Texto propuesto:
───

Por Miguel Molina y Vedia *
(especial para La Tecl@ Eñe)
Alumbrado al calor de los
lockouts agrarios de 2008, el concepto de “lo destituyente” ha disfrutado desde
entonces de una insospechada celebridad, que amenaza con hacer naufragar su
eficacia descriptiva. Si la denuncia de lo destituyente acaba por cristalizar
esa noción en un sinónimo eufemizado del añejo golpismo, su modulación
específica quedará malograda. La incomodidad ante este desplazamiento no niega
las ostensibles continuidades entre las antiguas expresiones conservadoras del
país y las que hoy acceden, a menudo de forma confusa, a la arena pública. En
efecto, lo destituyente contiene potencialmente la promesa de una ominosa
venganza antipopular, pero se manifiesta en lo primordial a través de
operaciones discursivas (la concepción que sostenemos acerca del vínculo entre
lenguaje y política no presupone que esta característica mengüe su grado de
incidencia ni mucho menos).

───

Material proporcionado:
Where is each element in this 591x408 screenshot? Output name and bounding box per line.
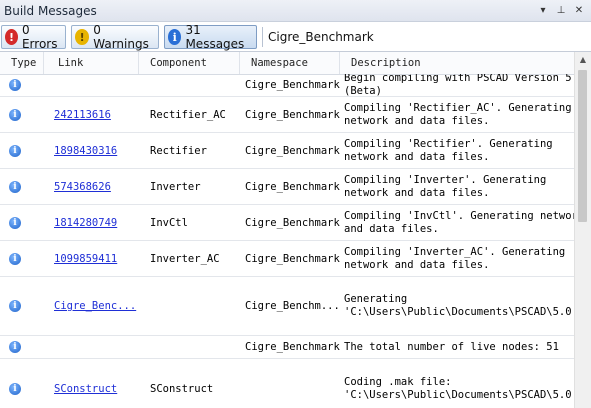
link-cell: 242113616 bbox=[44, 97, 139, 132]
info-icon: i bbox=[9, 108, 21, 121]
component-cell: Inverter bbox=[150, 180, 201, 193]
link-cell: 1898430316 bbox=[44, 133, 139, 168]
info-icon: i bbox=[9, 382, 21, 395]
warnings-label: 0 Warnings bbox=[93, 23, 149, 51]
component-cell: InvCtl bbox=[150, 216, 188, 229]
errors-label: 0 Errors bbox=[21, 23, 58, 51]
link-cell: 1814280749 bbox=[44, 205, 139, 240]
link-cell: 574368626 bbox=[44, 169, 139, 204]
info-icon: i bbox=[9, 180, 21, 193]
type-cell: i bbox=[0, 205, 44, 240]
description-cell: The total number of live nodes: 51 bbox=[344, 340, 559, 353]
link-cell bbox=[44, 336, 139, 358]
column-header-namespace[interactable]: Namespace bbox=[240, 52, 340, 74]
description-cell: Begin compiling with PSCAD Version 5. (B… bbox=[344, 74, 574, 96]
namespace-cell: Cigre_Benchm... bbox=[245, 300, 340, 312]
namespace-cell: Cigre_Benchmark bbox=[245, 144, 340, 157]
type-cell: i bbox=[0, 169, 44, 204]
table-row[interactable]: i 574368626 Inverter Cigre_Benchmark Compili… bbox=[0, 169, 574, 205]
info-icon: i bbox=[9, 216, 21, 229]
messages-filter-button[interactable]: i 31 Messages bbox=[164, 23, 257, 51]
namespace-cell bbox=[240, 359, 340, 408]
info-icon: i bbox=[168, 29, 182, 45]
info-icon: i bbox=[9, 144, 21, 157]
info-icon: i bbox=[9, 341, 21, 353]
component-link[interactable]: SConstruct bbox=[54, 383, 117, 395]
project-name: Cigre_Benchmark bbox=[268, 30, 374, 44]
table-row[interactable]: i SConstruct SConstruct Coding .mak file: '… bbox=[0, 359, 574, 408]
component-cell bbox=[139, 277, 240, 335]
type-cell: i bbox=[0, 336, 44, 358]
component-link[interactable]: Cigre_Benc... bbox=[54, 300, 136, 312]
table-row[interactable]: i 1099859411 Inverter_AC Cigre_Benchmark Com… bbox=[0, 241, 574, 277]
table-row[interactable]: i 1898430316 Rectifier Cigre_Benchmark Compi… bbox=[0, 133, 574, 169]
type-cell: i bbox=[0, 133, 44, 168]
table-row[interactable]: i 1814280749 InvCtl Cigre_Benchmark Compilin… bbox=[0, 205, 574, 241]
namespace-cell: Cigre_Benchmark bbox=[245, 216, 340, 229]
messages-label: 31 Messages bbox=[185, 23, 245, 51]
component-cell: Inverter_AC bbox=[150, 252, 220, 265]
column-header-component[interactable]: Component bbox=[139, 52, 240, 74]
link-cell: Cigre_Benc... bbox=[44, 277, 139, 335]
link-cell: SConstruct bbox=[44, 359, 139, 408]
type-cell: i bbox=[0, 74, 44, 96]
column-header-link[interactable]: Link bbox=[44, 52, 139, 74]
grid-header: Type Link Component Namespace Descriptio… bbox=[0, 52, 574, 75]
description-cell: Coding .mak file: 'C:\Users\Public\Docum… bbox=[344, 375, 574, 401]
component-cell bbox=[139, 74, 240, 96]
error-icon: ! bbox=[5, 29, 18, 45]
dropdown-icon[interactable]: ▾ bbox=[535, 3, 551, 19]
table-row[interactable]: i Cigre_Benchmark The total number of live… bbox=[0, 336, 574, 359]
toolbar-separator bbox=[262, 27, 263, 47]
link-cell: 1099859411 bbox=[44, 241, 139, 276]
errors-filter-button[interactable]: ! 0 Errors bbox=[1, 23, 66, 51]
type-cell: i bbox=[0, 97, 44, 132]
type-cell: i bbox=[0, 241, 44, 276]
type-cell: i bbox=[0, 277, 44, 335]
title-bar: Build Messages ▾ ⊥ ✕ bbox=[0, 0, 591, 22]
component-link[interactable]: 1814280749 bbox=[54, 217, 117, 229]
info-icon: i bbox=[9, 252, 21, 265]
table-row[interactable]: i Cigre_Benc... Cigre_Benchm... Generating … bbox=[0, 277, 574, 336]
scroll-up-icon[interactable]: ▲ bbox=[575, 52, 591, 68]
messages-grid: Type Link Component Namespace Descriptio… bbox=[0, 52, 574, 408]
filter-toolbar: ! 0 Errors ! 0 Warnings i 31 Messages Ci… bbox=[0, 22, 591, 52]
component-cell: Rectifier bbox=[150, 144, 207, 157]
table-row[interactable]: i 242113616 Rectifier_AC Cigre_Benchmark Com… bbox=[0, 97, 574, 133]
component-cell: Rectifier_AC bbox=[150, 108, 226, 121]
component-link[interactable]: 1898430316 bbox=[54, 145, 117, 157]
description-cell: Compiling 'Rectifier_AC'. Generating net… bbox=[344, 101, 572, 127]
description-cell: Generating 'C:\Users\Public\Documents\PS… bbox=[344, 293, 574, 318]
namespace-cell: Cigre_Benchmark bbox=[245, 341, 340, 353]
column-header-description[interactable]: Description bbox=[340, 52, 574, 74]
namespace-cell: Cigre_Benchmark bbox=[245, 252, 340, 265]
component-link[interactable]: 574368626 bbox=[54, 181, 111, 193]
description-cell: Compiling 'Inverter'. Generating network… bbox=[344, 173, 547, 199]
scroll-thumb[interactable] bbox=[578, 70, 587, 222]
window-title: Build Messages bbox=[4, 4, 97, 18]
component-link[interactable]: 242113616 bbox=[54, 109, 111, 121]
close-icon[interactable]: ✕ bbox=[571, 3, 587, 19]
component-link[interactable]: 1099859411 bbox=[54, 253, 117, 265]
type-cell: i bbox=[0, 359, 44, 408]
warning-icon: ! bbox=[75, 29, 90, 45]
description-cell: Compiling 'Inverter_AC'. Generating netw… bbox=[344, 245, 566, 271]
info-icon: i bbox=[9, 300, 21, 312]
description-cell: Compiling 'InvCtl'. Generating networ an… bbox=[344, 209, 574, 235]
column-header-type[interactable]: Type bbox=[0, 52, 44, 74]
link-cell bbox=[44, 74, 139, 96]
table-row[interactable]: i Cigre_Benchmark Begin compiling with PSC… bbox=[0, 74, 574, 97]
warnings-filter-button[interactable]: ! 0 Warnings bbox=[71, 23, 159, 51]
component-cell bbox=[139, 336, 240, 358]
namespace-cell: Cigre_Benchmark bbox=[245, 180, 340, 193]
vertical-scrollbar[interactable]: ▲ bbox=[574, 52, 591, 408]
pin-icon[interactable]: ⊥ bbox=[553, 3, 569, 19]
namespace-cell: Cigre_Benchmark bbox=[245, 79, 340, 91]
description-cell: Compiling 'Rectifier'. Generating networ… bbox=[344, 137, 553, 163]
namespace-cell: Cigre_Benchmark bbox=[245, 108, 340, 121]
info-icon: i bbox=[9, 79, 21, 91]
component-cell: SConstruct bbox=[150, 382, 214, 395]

───

Tareas por realizar:
1. Edite el pasaje del texto sobre lo destituyente que empieza en "Alumbrado al calor" y termina en "ni mucho menos).", y reprodúzcalo cambiando "lo destituyente" por "lo desestabilizador".
2. Responda, conforme al texto sobre lo destituyente, las siguientes preguntas:
(a) ¿Al calor de qué hechos fue alumbrado el concepto de "lo destituyente"?
(b) ¿Qué amenaza con hacer naufragar la insospechada celebridad del concepto?
(c) ¿A través de qué se manifiesta lo destituyente en lo primordial?
Las filas proceden de una fuente distinta a la del texto.

Respuestas desarrolladas:
1.
Alumbrado al calor de los
lockouts agrarios de 2008, el concepto de “lo desestabilizador” ha disfrutado desde
entonces de una insospechada celebridad, que amenaza con hacer naufragar su
eficacia descriptiva. Si la denuncia de lo desestabilizador acaba por cristalizar
esa noción en un sinónimo eufemizado del añejo golpismo, su modulación
específica quedará malograda. La incomodidad ante este desplazamiento no niega
las ostensibles continuidades entre las antiguas expresiones conservadoras del
país y las que hoy acceden, a menudo de forma confusa, a la arena pública. En
efecto, lo desestabilizador contiene potencialmente la promesa de una ominosa
venganza antipopular, pero se manifiesta en lo primordial a través de
operaciones discursivas (la concepción que sostenemos acerca del vínculo entre
lenguaje y política no presupone que esta característica mengüe su grado de
incidencia ni mucho menos).

2.
(a) Al calor de los lockouts agrarios de 2008.
(b) Su eficacia descriptiva.
(c) A través de operaciones discursivas.